## WHAT YOU NEED TO DO
The answer is a single number: how many lines hold the string "require".

## Dataset records
>> begin

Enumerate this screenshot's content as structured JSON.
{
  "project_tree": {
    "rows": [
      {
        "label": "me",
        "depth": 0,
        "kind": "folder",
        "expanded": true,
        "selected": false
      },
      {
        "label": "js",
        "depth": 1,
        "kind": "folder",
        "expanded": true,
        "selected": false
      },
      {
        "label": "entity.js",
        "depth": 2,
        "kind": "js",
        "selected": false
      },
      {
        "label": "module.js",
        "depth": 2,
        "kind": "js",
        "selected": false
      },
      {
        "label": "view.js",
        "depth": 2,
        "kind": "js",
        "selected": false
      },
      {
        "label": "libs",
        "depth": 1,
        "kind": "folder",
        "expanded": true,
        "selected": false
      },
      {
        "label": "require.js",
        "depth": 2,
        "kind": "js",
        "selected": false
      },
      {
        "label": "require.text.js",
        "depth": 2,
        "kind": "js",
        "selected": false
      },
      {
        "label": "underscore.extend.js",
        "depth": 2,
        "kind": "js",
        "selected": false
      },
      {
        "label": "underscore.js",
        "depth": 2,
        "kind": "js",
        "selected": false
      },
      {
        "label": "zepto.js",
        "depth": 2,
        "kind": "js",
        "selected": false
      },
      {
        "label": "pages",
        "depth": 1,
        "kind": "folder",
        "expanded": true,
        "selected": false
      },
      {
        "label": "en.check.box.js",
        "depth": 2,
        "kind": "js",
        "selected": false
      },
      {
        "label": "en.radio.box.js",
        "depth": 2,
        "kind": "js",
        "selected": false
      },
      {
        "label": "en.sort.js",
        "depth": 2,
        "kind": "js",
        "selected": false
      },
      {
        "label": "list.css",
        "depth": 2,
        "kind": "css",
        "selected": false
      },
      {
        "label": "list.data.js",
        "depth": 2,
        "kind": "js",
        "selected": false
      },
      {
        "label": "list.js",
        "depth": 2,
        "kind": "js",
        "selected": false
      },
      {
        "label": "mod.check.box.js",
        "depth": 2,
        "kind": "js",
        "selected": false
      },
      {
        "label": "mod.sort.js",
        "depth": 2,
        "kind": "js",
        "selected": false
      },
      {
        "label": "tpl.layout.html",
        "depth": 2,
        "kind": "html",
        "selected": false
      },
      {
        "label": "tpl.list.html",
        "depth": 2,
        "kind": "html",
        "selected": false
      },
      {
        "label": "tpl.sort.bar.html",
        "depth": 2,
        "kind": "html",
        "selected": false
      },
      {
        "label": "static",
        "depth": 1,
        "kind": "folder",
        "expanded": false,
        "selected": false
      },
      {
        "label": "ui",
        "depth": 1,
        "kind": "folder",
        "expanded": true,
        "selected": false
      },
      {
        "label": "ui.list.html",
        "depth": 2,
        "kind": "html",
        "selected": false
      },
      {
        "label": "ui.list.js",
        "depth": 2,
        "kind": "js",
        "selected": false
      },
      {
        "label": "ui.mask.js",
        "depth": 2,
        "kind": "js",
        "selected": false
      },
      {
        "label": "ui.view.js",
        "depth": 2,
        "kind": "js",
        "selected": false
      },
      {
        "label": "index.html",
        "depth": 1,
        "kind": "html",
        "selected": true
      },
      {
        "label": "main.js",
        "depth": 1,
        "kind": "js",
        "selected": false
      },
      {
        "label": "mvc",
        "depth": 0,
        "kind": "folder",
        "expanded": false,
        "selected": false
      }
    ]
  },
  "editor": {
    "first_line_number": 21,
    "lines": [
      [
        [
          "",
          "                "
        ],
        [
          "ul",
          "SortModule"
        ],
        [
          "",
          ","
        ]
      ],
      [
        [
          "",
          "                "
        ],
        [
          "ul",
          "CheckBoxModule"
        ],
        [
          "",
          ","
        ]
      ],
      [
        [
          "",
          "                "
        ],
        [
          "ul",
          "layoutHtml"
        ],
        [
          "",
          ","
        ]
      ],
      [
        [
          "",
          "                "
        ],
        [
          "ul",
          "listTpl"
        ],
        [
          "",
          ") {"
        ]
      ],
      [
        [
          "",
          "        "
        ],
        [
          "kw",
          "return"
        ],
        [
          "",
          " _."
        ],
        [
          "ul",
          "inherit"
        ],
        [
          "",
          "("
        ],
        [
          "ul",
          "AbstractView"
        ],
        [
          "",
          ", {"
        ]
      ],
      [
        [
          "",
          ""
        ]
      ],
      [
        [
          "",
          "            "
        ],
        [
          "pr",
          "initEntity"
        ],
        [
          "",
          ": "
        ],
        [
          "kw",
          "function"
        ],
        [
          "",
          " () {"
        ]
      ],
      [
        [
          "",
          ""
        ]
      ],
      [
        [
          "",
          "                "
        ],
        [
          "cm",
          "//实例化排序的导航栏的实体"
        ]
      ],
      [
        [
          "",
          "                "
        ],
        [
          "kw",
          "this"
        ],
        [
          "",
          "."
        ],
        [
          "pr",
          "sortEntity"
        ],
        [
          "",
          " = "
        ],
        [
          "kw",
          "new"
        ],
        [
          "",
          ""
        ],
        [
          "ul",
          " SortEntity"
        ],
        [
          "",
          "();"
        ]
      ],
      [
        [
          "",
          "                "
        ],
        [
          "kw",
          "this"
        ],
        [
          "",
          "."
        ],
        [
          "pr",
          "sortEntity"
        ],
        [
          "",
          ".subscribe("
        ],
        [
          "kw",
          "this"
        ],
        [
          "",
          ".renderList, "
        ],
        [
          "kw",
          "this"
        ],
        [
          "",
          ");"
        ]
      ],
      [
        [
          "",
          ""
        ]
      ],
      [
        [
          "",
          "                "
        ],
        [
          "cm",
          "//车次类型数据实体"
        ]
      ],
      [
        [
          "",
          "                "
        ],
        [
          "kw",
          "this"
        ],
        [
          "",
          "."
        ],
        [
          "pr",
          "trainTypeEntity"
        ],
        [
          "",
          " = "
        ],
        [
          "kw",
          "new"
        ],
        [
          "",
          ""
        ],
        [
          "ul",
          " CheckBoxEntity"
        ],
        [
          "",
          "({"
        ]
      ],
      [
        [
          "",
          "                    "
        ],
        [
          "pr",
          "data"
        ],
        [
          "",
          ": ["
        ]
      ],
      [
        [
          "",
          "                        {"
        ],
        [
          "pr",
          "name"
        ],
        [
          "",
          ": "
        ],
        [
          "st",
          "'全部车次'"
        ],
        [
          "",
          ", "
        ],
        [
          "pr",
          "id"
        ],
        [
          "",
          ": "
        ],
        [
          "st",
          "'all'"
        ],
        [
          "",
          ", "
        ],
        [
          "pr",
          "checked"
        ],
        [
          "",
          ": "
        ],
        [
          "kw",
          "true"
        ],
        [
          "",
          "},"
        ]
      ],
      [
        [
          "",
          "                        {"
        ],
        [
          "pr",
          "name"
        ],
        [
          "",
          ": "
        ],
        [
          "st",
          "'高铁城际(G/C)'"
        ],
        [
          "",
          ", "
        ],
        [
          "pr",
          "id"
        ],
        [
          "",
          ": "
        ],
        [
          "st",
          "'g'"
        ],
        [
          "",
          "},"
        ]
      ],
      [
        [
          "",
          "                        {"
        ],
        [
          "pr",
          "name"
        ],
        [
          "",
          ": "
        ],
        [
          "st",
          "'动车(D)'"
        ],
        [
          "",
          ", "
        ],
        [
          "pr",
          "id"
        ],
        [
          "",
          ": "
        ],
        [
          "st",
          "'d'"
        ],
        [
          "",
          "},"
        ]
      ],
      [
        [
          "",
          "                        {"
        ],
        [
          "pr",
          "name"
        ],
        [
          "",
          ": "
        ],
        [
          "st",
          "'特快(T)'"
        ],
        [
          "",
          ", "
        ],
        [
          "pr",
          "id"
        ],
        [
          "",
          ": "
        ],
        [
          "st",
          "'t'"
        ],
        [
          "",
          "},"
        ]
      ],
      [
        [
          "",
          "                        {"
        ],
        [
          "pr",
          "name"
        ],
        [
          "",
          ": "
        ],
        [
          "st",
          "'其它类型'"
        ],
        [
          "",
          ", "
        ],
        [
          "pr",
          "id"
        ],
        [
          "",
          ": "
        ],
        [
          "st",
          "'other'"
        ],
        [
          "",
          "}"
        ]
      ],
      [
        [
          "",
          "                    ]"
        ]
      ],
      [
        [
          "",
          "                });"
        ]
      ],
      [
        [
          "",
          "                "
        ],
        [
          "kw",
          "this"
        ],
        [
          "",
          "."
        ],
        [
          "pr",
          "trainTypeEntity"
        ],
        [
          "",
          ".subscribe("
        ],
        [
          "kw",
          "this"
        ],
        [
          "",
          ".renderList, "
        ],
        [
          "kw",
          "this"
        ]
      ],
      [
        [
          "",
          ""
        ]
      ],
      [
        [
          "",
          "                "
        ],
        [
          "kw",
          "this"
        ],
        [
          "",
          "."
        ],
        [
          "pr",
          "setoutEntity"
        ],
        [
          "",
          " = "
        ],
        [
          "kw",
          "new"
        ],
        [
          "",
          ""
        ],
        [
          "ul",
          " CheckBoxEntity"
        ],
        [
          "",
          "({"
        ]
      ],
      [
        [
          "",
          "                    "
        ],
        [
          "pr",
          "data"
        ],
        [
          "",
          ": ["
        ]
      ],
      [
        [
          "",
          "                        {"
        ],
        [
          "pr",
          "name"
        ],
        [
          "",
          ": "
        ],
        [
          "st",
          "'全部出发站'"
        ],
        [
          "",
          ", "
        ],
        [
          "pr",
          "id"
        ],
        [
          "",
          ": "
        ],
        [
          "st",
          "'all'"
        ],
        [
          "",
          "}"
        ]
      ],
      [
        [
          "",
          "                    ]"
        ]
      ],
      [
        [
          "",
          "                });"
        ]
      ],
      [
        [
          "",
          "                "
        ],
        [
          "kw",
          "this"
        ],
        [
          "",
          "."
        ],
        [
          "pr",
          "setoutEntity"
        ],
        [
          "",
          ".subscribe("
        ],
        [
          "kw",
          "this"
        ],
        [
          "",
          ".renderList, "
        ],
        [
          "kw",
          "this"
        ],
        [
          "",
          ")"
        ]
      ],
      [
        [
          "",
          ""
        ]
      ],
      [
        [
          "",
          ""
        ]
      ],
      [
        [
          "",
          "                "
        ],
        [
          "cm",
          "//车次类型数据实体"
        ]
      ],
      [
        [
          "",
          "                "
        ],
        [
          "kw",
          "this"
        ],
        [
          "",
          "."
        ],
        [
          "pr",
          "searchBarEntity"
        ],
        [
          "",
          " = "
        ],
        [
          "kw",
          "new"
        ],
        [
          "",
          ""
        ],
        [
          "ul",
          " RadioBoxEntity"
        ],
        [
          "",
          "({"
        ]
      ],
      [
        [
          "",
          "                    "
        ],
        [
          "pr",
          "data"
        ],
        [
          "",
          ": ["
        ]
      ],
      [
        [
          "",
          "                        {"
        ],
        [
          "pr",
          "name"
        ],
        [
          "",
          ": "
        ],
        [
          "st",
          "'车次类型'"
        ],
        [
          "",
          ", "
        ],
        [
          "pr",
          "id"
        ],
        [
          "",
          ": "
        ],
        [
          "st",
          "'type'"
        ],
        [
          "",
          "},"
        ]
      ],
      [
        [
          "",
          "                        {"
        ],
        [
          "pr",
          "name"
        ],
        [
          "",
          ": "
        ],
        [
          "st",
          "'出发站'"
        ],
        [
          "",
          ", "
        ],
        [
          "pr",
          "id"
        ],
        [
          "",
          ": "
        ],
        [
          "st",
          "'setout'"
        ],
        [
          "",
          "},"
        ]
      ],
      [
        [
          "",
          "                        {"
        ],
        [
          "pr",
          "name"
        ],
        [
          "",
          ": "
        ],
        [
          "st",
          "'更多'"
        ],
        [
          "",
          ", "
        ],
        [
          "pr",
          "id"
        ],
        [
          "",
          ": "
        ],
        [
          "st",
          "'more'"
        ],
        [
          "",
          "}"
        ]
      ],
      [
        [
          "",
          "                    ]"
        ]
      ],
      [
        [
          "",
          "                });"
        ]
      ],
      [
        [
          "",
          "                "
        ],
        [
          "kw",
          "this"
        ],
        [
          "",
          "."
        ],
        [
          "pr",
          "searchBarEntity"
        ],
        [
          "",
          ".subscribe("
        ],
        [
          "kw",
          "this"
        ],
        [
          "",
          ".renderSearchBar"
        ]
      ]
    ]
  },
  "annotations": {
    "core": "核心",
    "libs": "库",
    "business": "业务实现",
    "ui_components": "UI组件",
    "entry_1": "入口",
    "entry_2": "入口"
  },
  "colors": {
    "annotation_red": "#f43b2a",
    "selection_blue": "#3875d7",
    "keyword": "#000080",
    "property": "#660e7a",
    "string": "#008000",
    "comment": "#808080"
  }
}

>> end
>> begin

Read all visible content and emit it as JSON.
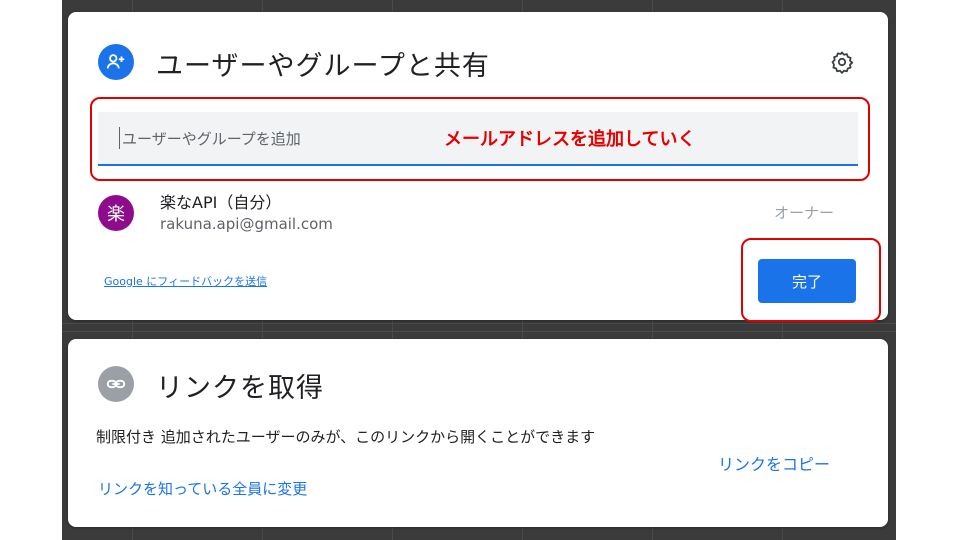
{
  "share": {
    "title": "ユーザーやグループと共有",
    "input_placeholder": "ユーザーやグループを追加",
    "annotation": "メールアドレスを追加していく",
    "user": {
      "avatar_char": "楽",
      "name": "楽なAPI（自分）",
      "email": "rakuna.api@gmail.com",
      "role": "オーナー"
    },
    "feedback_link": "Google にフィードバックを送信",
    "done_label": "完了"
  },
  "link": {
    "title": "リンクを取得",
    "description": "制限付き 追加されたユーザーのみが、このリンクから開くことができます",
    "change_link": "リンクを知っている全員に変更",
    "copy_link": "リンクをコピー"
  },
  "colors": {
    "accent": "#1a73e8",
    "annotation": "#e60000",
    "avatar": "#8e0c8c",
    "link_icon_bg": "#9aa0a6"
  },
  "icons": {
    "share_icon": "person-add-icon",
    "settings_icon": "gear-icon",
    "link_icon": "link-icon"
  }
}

>> end

## COMPLETE OUTPUT
2